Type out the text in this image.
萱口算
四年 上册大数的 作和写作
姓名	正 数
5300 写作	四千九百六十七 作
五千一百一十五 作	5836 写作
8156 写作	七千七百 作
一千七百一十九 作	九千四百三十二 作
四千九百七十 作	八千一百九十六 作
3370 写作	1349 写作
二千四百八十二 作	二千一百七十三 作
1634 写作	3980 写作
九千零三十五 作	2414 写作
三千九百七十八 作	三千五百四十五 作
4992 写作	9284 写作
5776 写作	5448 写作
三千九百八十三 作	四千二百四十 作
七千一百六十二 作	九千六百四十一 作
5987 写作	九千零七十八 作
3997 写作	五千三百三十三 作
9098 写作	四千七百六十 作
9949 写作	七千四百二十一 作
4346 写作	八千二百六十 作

* **TO DO**
Output the records verbatim, from the first line to the last.

* **CORRECT RESPONSE**
Type out the text in this image.
萱口算
四年 上册大数的 作和写作
姓名	正 数
5300 写作	四千九百六十七 作
五千一百一十五 作	5836 写作
8156 写作	七千七百 作
一千七百一十九 作	九千四百三十二 作
四千九百七十 作	八千一百九十六 作
3370 写作	1349 写作
二千四百八十二 作	二千一百七十三 作
1634 写作	3980 写作
九千零三十五 作	2414 写作
三千九百七十八 作	三千五百四十五 作
4992 写作	9284 写作
5776 写作	5448 写作
三千九百八十三 作	四千二百四十 作
七千一百六十二 作	九千六百四十一 作
5987 写作	九千零七十八 作
3997 写作	五千三百三十三 作
9098 写作	四千七百六十 作
9949 写作	七千四百二十一 作
4346 写作	八千二百六十 作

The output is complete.